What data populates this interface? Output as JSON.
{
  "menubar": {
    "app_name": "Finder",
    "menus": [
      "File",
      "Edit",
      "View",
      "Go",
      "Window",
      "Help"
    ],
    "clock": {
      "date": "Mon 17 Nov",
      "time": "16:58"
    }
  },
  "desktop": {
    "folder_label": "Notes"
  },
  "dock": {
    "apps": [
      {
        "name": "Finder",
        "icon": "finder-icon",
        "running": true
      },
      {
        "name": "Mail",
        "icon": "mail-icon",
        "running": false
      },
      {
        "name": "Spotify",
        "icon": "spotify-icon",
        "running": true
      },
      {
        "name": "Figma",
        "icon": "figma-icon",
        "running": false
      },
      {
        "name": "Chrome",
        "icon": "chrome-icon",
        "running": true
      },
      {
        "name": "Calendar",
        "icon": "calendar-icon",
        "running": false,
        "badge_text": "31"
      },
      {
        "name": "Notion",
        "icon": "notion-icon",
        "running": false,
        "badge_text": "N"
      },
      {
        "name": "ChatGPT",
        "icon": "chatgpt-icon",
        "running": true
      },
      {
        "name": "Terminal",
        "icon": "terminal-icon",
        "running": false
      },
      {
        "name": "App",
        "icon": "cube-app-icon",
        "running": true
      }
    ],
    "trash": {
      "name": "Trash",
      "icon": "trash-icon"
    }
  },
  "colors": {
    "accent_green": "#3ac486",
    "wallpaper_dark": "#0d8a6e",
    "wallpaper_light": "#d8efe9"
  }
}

────────────────────

## Work instructions:
Extract each line of the material exactly as it stands.

## Full solution:
What data populates this interface? Output as JSON.
{
  "menubar": {
    "app_name": "Finder",
    "menus": [
      "File",
      "Edit",
      "View",
      "Go",
      "Window",
      "Help"
    ],
    "clock": {
      "date": "Mon 17 Nov",
      "time": "16:58"
    }
  },
  "desktop": {
    "folder_label": "Notes"
  },
  "dock": {
    "apps": [
      {
        "name": "Finder",
        "icon": "finder-icon",
        "running": true
      },
      {
        "name": "Mail",
        "icon": "mail-icon",
        "running": false
      },
      {
        "name": "Spotify",
        "icon": "spotify-icon",
        "running": true
      },
      {
        "name": "Figma",
        "icon": "figma-icon",
        "running": false
      },
      {
        "name": "Chrome",
        "icon": "chrome-icon",
        "running": true
      },
      {
        "name": "Calendar",
        "icon": "calendar-icon",
        "running": false,
        "badge_text": "31"
      },
      {
        "name": "Notion",
        "icon": "notion-icon",
        "running": false,
        "badge_text": "N"
      },
      {
        "name": "ChatGPT",
        "icon": "chatgpt-icon",
        "running": true
      },
      {
        "name": "Terminal",
        "icon": "terminal-icon",
        "running": false
      },
      {
        "name": "App",
        "icon": "cube-app-icon",
        "running": true
      }
    ],
    "trash": {
      "name": "Trash",
      "icon": "trash-icon"
    }
  },
  "colors": {
    "accent_green": "#3ac486",
    "wallpaper_dark": "#0d8a6e",
    "wallpaper_light": "#d8efe9"
  }
}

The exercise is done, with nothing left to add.